======== DATASET RECORDS ========
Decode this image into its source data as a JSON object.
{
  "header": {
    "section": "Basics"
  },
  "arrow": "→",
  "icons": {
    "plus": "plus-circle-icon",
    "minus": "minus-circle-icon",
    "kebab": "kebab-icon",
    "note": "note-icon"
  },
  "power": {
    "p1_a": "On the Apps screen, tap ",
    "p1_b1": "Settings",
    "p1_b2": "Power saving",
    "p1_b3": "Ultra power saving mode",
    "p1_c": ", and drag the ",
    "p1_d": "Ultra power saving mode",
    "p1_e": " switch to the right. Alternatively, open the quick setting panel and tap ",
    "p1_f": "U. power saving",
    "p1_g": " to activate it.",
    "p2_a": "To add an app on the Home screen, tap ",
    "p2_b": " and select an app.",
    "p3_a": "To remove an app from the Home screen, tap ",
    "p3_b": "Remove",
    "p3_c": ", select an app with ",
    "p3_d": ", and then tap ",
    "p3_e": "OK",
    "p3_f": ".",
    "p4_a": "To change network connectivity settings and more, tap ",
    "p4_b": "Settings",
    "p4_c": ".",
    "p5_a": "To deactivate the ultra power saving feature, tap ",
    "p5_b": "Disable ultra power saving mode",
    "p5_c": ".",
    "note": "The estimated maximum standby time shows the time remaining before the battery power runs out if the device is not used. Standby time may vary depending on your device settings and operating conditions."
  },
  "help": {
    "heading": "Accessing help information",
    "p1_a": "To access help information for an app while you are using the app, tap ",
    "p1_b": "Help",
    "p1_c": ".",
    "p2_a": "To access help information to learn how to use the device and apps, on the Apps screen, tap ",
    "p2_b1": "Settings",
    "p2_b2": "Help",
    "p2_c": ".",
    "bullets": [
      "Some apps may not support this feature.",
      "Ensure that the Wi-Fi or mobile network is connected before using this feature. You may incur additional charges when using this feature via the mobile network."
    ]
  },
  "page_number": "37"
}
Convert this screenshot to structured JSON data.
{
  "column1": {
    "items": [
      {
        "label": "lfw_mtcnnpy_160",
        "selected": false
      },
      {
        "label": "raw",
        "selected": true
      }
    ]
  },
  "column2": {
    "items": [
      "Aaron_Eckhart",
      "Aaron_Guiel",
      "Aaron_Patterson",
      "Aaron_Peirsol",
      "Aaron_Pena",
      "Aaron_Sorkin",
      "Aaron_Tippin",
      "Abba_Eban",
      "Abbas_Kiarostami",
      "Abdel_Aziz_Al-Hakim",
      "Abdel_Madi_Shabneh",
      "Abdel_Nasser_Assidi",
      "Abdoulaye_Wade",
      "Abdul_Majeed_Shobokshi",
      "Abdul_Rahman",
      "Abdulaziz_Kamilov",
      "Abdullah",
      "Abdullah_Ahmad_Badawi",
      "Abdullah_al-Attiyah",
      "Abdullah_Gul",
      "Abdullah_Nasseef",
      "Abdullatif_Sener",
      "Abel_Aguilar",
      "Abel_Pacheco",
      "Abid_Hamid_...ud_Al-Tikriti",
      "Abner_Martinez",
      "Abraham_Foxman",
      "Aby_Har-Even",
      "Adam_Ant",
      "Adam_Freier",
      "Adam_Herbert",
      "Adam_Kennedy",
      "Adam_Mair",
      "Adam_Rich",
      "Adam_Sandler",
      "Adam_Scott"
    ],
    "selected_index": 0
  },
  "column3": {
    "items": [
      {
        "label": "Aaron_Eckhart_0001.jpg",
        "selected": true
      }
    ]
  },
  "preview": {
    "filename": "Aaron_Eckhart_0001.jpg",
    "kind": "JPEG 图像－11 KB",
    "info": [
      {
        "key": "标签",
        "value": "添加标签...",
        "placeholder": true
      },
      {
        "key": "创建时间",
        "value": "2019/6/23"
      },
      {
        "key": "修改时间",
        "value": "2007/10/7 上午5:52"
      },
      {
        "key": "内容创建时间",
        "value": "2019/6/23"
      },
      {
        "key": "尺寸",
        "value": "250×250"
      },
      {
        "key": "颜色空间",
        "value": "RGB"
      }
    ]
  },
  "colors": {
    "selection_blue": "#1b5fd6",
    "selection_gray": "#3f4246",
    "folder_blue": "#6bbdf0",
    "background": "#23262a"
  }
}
========
» **OBJECTIVE**
Give back each line above precisely as it stands.

» **COMPLETE OUTPUT**
Decode this image into its source data as a JSON object.
{
  "header": {
    "section": "Basics"
  },
  "arrow": "→",
  "icons": {
    "plus": "plus-circle-icon",
    "minus": "minus-circle-icon",
    "kebab": "kebab-icon",
    "note": "note-icon"
  },
  "power": {
    "p1_a": "On the Apps screen, tap ",
    "p1_b1": "Settings",
    "p1_b2": "Power saving",
    "p1_b3": "Ultra power saving mode",
    "p1_c": ", and drag the ",
    "p1_d": "Ultra power saving mode",
    "p1_e": " switch to the right. Alternatively, open the quick setting panel and tap ",
    "p1_f": "U. power saving",
    "p1_g": " to activate it.",
    "p2_a": "To add an app on the Home screen, tap ",
    "p2_b": " and select an app.",
    "p3_a": "To remove an app from the Home screen, tap ",
    "p3_b": "Remove",
    "p3_c": ", select an app with ",
    "p3_d": ", and then tap ",
    "p3_e": "OK",
    "p3_f": ".",
    "p4_a": "To change network connectivity settings and more, tap ",
    "p4_b": "Settings",
    "p4_c": ".",
    "p5_a": "To deactivate the ultra power saving feature, tap ",
    "p5_b": "Disable ultra power saving mode",
    "p5_c": ".",
    "note": "The estimated maximum standby time shows the time remaining before the battery power runs out if the device is not used. Standby time may vary depending on your device settings and operating conditions."
  },
  "help": {
    "heading": "Accessing help information",
    "p1_a": "To access help information for an app while you are using the app, tap ",
    "p1_b": "Help",
    "p1_c": ".",
    "p2_a": "To access help information to learn how to use the device and apps, on the Apps screen, tap ",
    "p2_b1": "Settings",
    "p2_b2": "Help",
    "p2_c": ".",
    "bullets": [
      "Some apps may not support this feature.",
      "Ensure that the Wi-Fi or mobile network is connected before using this feature. You may incur additional charges when using this feature via the mobile network."
    ]
  },
  "page_number": "37"
}
Convert this screenshot to structured JSON data.
{
  "column1": {
    "items": [
      {
        "label": "lfw_mtcnnpy_160",
        "selected": false
      },
      {
        "label": "raw",
        "selected": true
      }
    ]
  },
  "column2": {
    "items": [
      "Aaron_Eckhart",
      "Aaron_Guiel",
      "Aaron_Patterson",
      "Aaron_Peirsol",
      "Aaron_Pena",
      "Aaron_Sorkin",
      "Aaron_Tippin",
      "Abba_Eban",
      "Abbas_Kiarostami",
      "Abdel_Aziz_Al-Hakim",
      "Abdel_Madi_Shabneh",
      "Abdel_Nasser_Assidi",
      "Abdoulaye_Wade",
      "Abdul_Majeed_Shobokshi",
      "Abdul_Rahman",
      "Abdulaziz_Kamilov",
      "Abdullah",
      "Abdullah_Ahmad_Badawi",
      "Abdullah_al-Attiyah",
      "Abdullah_Gul",
      "Abdullah_Nasseef",
      "Abdullatif_Sener",
      "Abel_Aguilar",
      "Abel_Pacheco",
      "Abid_Hamid_...ud_Al-Tikriti",
      "Abner_Martinez",
      "Abraham_Foxman",
      "Aby_Har-Even",
      "Adam_Ant",
      "Adam_Freier",
      "Adam_Herbert",
      "Adam_Kennedy",
      "Adam_Mair",
      "Adam_Rich",
      "Adam_Sandler",
      "Adam_Scott"
    ],
    "selected_index": 0
  },
  "column3": {
    "items": [
      {
        "label": "Aaron_Eckhart_0001.jpg",
        "selected": true
      }
    ]
  },
  "preview": {
    "filename": "Aaron_Eckhart_0001.jpg",
    "kind": "JPEG 图像－11 KB",
    "info": [
      {
        "key": "标签",
        "value": "添加标签...",
        "placeholder": true
      },
      {
        "key": "创建时间",
        "value": "2019/6/23"
      },
      {
        "key": "修改时间",
        "value": "2007/10/7 上午5:52"
      },
      {
        "key": "内容创建时间",
        "value": "2019/6/23"
      },
      {
        "key": "尺寸",
        "value": "250×250"
      },
      {
        "key": "颜色空间",
        "value": "RGB"
      }
    ]
  },
  "colors": {
    "selection_blue": "#1b5fd6",
    "selection_gray": "#3f4246",
    "folder_blue": "#6bbdf0",
    "background": "#23262a"
  }
}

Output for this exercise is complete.